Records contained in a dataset
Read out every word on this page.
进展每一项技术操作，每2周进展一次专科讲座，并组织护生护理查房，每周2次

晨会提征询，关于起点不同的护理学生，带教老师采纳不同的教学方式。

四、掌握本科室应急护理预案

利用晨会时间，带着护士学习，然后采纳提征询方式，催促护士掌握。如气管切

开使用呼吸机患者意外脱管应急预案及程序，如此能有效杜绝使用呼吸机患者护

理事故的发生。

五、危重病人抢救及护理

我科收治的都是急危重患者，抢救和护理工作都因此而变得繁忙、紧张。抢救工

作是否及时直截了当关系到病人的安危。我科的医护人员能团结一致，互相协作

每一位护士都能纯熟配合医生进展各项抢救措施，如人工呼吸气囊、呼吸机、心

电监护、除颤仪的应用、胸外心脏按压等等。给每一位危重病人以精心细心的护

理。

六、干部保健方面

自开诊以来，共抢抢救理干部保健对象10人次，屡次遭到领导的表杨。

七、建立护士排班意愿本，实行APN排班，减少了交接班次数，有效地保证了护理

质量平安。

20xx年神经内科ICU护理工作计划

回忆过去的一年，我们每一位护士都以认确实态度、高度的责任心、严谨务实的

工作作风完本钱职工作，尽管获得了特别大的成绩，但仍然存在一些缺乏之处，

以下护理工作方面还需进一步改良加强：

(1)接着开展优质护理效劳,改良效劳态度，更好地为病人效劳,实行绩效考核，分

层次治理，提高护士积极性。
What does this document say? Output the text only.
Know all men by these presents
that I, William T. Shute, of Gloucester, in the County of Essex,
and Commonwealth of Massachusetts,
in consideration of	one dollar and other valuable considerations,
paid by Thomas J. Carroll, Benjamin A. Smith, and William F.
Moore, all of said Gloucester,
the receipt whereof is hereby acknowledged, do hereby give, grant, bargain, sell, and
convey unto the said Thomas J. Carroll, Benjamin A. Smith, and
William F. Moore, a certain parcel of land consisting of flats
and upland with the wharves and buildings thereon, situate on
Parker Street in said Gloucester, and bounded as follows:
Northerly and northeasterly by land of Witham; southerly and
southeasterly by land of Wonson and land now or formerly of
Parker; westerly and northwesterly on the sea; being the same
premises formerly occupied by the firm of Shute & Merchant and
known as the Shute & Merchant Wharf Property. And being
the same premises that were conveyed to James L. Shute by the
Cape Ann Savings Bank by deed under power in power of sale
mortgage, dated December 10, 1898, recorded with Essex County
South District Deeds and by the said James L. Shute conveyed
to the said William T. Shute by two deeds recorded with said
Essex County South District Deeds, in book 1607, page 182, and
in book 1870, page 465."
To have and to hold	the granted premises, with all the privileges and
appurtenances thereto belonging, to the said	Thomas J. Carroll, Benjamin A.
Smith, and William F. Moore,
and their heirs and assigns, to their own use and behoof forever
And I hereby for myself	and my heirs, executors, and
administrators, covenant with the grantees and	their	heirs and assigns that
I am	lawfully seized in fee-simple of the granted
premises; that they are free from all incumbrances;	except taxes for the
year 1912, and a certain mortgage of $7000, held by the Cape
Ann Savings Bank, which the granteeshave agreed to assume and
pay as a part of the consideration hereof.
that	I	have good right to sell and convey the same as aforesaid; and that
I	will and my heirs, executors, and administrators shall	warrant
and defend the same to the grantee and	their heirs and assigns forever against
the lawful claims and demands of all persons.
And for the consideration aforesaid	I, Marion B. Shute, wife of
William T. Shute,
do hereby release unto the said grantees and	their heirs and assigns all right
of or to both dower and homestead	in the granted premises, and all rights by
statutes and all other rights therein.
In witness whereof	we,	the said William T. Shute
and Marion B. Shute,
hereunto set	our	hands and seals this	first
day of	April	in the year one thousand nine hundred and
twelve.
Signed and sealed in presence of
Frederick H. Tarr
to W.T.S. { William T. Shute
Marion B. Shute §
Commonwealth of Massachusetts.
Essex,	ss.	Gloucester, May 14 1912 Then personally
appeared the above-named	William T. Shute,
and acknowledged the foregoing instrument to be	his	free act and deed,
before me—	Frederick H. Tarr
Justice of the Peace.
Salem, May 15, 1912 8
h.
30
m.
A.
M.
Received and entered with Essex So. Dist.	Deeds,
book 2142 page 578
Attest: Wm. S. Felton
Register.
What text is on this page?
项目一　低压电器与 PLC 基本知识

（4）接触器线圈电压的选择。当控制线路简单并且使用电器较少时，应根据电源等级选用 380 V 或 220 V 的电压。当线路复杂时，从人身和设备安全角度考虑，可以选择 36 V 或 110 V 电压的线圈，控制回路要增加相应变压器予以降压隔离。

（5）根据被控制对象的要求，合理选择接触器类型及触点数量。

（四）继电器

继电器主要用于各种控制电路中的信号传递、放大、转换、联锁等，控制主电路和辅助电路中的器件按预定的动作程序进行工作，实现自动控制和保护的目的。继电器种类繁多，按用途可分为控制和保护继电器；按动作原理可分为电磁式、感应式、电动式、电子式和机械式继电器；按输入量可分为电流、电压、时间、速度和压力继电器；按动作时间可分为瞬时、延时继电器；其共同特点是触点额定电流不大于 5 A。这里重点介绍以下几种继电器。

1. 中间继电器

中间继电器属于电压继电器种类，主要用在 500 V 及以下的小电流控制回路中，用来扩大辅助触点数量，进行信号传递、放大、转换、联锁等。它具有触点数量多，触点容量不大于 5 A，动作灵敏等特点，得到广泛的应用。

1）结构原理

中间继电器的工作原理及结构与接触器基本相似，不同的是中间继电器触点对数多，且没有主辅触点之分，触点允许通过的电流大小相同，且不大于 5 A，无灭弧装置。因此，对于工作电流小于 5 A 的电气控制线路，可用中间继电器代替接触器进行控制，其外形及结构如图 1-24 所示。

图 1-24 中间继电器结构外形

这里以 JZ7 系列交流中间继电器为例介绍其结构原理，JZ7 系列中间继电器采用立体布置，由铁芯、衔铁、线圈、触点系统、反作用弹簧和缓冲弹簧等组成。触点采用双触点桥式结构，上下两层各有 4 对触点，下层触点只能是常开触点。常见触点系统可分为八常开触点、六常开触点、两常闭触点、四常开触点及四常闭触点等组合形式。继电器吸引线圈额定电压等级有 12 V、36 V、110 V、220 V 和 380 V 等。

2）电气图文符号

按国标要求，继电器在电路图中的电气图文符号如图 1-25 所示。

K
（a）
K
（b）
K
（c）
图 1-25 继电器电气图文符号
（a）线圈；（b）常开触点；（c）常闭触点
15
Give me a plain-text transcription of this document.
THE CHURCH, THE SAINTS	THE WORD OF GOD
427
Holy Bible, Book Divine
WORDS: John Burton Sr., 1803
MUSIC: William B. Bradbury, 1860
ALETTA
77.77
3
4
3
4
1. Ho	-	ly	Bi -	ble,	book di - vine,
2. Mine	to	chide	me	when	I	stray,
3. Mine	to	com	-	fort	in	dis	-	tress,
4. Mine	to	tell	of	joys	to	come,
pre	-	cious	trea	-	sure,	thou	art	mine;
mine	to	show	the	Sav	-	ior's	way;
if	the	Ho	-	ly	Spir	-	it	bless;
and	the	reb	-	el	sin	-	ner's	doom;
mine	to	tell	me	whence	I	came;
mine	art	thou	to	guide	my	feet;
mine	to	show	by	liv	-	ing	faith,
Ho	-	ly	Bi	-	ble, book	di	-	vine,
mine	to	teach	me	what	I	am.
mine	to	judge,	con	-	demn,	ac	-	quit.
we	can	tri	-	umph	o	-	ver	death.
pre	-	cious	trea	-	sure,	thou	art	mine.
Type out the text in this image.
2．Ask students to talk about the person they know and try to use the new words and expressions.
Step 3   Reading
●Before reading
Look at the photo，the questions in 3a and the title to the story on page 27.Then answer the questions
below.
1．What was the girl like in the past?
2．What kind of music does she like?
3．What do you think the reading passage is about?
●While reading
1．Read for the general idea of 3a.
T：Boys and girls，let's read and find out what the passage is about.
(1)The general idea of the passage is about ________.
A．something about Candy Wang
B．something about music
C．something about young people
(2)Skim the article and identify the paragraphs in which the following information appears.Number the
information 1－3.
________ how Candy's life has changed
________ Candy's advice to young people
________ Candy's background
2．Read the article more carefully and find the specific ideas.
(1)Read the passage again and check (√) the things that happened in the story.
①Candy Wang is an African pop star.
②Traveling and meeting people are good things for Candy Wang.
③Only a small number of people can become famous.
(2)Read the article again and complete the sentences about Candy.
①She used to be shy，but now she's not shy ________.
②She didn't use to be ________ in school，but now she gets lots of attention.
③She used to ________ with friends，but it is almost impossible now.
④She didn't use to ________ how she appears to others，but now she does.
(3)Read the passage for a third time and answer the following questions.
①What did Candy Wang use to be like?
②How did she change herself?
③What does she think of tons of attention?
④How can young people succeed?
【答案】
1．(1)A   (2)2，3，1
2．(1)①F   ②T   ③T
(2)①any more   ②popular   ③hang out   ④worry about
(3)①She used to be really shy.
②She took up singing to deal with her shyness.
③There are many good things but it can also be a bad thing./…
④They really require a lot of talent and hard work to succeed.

_TASK REQUIREMENTS_.
Pull out all lines from the entries above that include the word "premises".

_FINAL RESULT_.
premises formerly occupied by the firm of Shute & Merchant and
the same premises that were conveyed to James L. Shute by the
To have and to hold	the granted premises, with all the privileges and
premises; that they are free from all incumbrances;	except taxes for the
of or to both dower and homestead	in the granted premises, and all rights by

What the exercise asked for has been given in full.